All lines below must be repeated exactly, with the pictures omitted.

--- START OF Data rows ---

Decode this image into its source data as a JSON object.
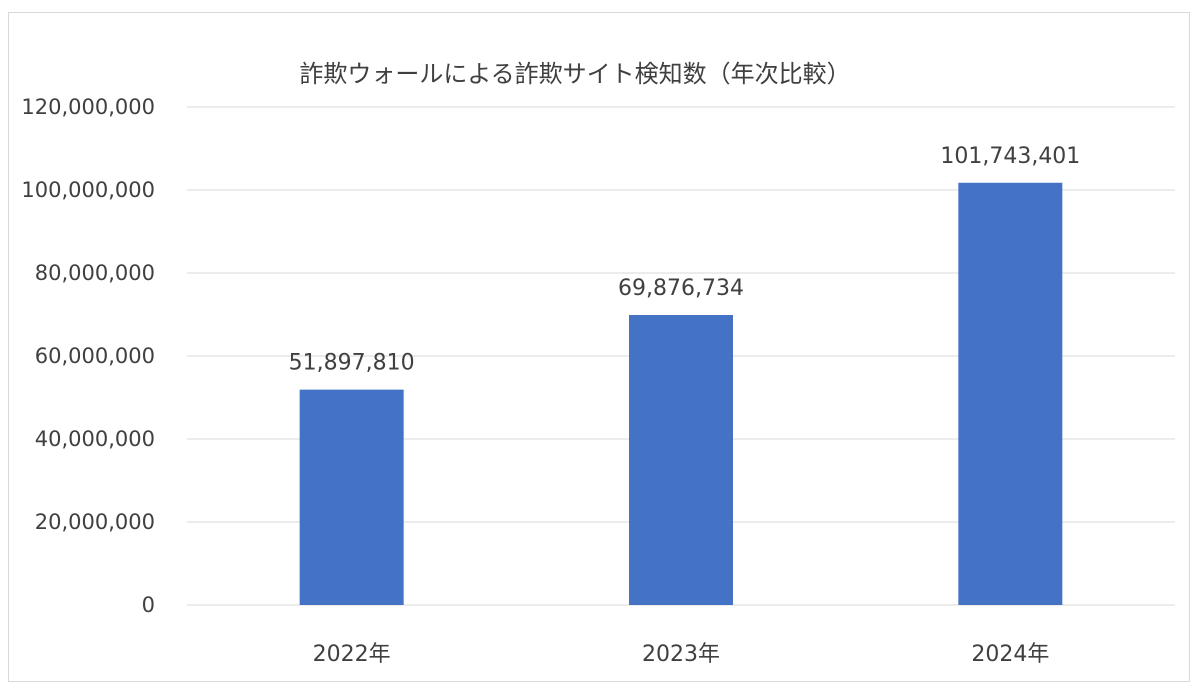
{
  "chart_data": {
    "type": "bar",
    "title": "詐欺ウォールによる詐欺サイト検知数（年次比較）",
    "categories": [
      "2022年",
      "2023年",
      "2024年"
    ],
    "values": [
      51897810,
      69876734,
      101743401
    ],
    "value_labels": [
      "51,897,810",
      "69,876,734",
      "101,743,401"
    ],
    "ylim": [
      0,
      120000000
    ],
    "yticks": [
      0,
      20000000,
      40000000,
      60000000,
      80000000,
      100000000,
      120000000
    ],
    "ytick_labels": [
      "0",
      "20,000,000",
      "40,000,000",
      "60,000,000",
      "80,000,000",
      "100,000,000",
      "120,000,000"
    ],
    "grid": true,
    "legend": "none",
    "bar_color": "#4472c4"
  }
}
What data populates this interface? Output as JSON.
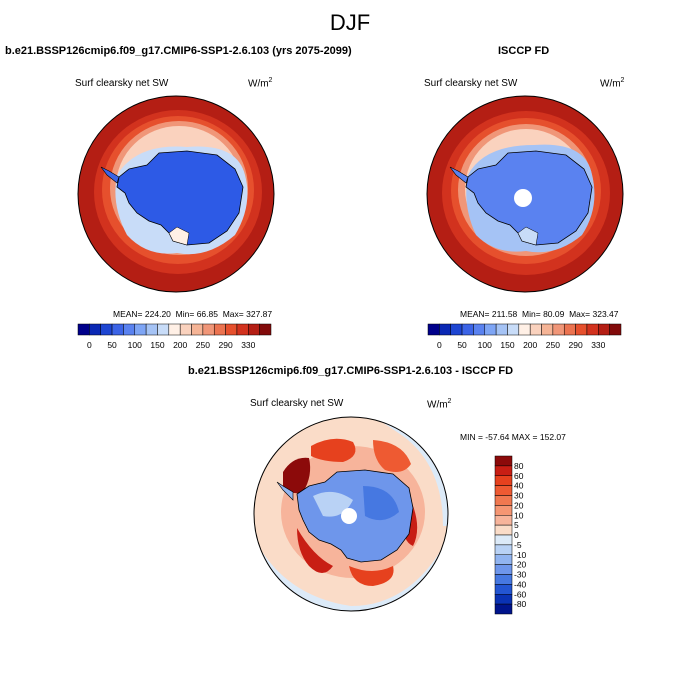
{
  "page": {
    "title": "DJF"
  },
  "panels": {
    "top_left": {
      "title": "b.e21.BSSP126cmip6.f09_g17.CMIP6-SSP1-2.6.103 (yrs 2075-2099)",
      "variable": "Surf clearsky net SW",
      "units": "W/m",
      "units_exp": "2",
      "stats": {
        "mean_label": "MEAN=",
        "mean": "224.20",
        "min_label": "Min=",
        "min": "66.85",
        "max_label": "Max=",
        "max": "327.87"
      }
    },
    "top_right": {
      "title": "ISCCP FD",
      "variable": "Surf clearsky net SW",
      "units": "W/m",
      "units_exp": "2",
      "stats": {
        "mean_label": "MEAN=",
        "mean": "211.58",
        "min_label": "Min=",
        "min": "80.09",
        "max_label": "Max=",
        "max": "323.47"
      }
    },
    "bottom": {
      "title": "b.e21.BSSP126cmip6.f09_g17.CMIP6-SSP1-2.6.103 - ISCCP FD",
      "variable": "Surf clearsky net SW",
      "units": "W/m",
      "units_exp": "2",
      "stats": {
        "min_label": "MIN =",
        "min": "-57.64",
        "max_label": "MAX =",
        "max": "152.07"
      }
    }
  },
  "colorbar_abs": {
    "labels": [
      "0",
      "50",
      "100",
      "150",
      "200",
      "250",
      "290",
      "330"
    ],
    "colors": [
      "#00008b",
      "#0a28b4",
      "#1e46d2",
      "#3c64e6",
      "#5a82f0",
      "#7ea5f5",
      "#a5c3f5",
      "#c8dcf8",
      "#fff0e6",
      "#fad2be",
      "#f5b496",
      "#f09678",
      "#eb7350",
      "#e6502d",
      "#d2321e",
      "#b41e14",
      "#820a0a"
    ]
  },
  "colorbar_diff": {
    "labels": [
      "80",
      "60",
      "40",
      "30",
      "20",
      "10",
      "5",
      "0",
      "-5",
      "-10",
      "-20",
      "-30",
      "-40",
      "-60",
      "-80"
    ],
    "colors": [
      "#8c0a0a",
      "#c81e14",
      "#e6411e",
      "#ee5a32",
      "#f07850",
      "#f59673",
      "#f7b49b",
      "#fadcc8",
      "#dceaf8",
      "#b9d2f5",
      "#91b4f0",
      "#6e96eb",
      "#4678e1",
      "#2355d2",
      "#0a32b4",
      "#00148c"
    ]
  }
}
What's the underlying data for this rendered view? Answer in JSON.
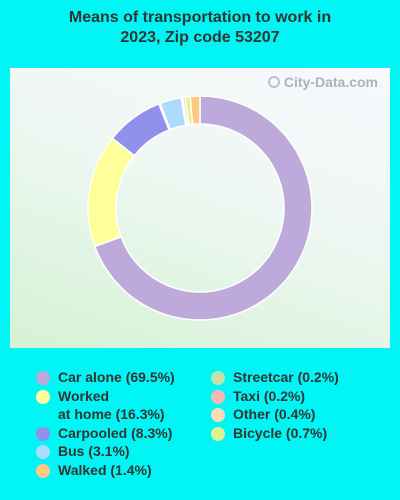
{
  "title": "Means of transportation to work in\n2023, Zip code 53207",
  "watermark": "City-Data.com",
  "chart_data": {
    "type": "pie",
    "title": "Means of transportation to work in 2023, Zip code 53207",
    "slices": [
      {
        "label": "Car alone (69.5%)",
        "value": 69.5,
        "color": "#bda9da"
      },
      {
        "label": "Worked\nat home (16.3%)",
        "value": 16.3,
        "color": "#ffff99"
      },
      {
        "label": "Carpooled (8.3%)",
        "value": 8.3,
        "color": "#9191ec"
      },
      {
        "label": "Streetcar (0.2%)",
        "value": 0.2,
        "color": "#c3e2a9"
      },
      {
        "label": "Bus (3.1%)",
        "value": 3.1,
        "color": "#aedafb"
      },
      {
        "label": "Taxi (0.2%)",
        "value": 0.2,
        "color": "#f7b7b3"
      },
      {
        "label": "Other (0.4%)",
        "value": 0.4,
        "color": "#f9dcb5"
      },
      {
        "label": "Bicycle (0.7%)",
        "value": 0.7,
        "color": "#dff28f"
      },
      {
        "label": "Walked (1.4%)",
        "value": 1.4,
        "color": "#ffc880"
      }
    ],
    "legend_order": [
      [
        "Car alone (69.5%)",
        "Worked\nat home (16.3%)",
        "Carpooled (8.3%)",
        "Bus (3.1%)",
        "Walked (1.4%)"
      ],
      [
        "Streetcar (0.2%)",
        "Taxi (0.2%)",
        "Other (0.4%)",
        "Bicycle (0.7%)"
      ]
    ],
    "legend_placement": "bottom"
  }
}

--- END OF Data rows ---

Correct output:
Decode this image into its source data as a JSON object.
{
  "chart_data": {
    "type": "bar",
    "title": "詐欺ウォールによる詐欺サイト検知数（年次比較）",
    "categories": [
      "2022年",
      "2023年",
      "2024年"
    ],
    "values": [
      51897810,
      69876734,
      101743401
    ],
    "value_labels": [
      "51,897,810",
      "69,876,734",
      "101,743,401"
    ],
    "ylim": [
      0,
      120000000
    ],
    "yticks": [
      0,
      20000000,
      40000000,
      60000000,
      80000000,
      100000000,
      120000000
    ],
    "ytick_labels": [
      "0",
      "20,000,000",
      "40,000,000",
      "60,000,000",
      "80,000,000",
      "100,000,000",
      "120,000,000"
    ],
    "grid": true,
    "legend": "none",
    "bar_color": "#4472c4"
  }
}
What data populates this interface? Output as JSON.
{
  "page": {
    "title": "DJF"
  },
  "panels": {
    "top_left": {
      "title": "b.e21.BSSP126cmip6.f09_g17.CMIP6-SSP1-2.6.103 (yrs 2075-2099)",
      "variable": "Surf clearsky net SW",
      "units": "W/m",
      "units_exp": "2",
      "stats": {
        "mean_label": "MEAN=",
        "mean": "224.20",
        "min_label": "Min=",
        "min": "66.85",
        "max_label": "Max=",
        "max": "327.87"
      }
    },
    "top_right": {
      "title": "ISCCP FD",
      "variable": "Surf clearsky net SW",
      "units": "W/m",
      "units_exp": "2",
      "stats": {
        "mean_label": "MEAN=",
        "mean": "211.58",
        "min_label": "Min=",
        "min": "80.09",
        "max_label": "Max=",
        "max": "323.47"
      }
    },
    "bottom": {
      "title": "b.e21.BSSP126cmip6.f09_g17.CMIP6-SSP1-2.6.103 - ISCCP FD",
      "variable": "Surf clearsky net SW",
      "units": "W/m",
      "units_exp": "2",
      "stats": {
        "min_label": "MIN =",
        "min": "-57.64",
        "max_label": "MAX =",
        "max": "152.07"
      }
    }
  },
  "colorbar_abs": {
    "labels": [
      "0",
      "50",
      "100",
      "150",
      "200",
      "250",
      "290",
      "330"
    ],
    "colors": [
      "#00008b",
      "#0a28b4",
      "#1e46d2",
      "#3c64e6",
      "#5a82f0",
      "#7ea5f5",
      "#a5c3f5",
      "#c8dcf8",
      "#fff0e6",
      "#fad2be",
      "#f5b496",
      "#f09678",
      "#eb7350",
      "#e6502d",
      "#d2321e",
      "#b41e14",
      "#820a0a"
    ]
  },
  "colorbar_diff": {
    "labels": [
      "80",
      "60",
      "40",
      "30",
      "20",
      "10",
      "5",
      "0",
      "-5",
      "-10",
      "-20",
      "-30",
      "-40",
      "-60",
      "-80"
    ],
    "colors": [
      "#8c0a0a",
      "#c81e14",
      "#e6411e",
      "#ee5a32",
      "#f07850",
      "#f59673",
      "#f7b49b",
      "#fadcc8",
      "#dceaf8",
      "#b9d2f5",
      "#91b4f0",
      "#6e96eb",
      "#4678e1",
      "#2355d2",
      "#0a32b4",
      "#00148c"
    ]
  }
}
What's the underlying data for this rendered view? Answer in JSON.
{
  "title": "Means of transportation to work in\n2023, Zip code 53207",
  "watermark": "City-Data.com",
  "chart_data": {
    "type": "pie",
    "title": "Means of transportation to work in 2023, Zip code 53207",
    "slices": [
      {
        "label": "Car alone (69.5%)",
        "value": 69.5,
        "color": "#bda9da"
      },
      {
        "label": "Worked\nat home (16.3%)",
        "value": 16.3,
        "color": "#ffff99"
      },
      {
        "label": "Carpooled (8.3%)",
        "value": 8.3,
        "color": "#9191ec"
      },
      {
        "label": "Streetcar (0.2%)",
        "value": 0.2,
        "color": "#c3e2a9"
      },
      {
        "label": "Bus (3.1%)",
        "value": 3.1,
        "color": "#aedafb"
      },
      {
        "label": "Taxi (0.2%)",
        "value": 0.2,
        "color": "#f7b7b3"
      },
      {
        "label": "Other (0.4%)",
        "value": 0.4,
        "color": "#f9dcb5"
      },
      {
        "label": "Bicycle (0.7%)",
        "value": 0.7,
        "color": "#dff28f"
      },
      {
        "label": "Walked (1.4%)",
        "value": 1.4,
        "color": "#ffc880"
      }
    ],
    "legend_order": [
      [
        "Car alone (69.5%)",
        "Worked\nat home (16.3%)",
        "Carpooled (8.3%)",
        "Bus (3.1%)",
        "Walked (1.4%)"
      ],
      [
        "Streetcar (0.2%)",
        "Taxi (0.2%)",
        "Other (0.4%)",
        "Bicycle (0.7%)"
      ]
    ],
    "legend_placement": "bottom"
  }
}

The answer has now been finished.